# Work to do
Select from the data all lines with the word "History".

# Extracted material

-- Begin --

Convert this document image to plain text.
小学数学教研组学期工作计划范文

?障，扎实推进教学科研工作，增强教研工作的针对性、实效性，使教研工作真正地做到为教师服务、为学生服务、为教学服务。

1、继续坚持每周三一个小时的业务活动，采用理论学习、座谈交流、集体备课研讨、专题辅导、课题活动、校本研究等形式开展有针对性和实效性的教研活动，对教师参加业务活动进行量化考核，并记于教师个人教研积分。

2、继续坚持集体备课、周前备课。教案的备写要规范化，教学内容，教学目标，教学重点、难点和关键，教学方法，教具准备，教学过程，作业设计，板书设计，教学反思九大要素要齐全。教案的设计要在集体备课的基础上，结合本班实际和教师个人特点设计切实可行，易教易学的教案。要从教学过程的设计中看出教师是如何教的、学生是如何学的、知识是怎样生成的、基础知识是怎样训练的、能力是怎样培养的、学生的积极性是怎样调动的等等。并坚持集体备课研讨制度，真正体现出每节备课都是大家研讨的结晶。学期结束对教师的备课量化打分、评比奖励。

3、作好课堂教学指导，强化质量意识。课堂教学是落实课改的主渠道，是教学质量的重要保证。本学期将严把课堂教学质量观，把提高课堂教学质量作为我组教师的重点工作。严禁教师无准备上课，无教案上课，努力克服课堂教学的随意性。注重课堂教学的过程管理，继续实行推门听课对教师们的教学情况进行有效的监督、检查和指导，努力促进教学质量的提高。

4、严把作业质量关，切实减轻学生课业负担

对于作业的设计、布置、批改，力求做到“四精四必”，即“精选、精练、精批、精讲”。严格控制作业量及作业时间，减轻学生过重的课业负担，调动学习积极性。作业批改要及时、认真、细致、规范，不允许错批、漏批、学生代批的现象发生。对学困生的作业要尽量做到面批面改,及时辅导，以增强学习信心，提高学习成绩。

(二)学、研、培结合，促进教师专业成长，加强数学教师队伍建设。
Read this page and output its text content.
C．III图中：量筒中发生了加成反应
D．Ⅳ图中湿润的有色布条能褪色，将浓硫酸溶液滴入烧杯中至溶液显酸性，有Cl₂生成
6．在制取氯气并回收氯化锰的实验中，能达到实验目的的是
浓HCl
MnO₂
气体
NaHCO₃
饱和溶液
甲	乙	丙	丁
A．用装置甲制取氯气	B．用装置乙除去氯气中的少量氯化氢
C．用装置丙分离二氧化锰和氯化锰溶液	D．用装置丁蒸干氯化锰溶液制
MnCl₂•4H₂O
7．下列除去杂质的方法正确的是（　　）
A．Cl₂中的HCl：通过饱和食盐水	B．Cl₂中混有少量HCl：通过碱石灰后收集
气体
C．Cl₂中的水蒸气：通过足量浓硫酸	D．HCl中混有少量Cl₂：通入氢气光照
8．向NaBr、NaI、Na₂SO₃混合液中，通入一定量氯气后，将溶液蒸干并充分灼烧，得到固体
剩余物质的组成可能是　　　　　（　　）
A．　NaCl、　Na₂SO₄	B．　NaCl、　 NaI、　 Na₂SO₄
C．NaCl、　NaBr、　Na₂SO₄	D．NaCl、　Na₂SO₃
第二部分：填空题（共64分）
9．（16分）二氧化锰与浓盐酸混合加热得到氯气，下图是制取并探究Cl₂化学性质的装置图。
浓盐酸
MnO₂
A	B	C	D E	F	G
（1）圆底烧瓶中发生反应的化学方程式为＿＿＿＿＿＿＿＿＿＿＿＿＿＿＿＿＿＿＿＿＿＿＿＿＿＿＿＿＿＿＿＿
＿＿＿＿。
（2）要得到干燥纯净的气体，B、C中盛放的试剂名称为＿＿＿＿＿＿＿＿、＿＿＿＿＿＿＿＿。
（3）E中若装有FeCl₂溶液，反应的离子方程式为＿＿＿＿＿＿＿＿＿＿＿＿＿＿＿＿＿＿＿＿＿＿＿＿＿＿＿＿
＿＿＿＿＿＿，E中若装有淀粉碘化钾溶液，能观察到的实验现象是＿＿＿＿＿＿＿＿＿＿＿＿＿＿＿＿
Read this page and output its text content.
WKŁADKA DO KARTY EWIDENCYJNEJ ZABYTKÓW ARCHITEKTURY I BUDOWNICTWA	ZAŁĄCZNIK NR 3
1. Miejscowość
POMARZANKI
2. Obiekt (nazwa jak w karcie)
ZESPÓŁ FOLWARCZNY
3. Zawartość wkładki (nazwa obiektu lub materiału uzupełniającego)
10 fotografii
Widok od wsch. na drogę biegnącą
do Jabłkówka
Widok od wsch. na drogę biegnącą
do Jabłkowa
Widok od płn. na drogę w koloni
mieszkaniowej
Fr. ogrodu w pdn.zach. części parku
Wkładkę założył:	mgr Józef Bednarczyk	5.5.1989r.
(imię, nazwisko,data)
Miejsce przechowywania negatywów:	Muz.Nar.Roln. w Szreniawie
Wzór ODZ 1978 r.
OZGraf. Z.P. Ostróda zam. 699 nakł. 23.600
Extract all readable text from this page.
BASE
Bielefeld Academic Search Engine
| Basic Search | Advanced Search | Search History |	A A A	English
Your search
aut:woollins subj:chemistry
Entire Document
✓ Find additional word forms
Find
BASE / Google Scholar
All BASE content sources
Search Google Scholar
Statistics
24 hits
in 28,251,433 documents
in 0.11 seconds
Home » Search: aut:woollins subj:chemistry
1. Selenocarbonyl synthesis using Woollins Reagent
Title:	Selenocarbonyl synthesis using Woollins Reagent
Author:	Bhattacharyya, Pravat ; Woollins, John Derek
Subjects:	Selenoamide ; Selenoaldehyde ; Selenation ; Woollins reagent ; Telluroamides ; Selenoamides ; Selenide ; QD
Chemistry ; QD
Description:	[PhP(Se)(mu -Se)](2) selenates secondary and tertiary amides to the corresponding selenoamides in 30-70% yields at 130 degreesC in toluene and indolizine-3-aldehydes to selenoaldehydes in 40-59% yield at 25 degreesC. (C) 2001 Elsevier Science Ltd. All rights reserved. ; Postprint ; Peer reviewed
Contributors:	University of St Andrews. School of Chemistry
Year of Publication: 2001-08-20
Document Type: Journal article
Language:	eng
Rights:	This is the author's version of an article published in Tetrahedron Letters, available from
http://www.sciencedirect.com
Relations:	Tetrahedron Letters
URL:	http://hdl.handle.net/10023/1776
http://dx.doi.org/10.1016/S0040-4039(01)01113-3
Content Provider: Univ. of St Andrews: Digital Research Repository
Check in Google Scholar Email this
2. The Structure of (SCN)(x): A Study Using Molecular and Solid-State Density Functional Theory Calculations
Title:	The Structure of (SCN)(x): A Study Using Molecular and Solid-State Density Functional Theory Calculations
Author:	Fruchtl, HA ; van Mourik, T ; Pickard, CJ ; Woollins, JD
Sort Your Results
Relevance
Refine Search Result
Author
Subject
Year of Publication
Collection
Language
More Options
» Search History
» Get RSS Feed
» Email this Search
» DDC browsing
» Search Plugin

-- End --

# Exercise answer
| Basic Search | Advanced Search | Search History |	A A A	English
» Search History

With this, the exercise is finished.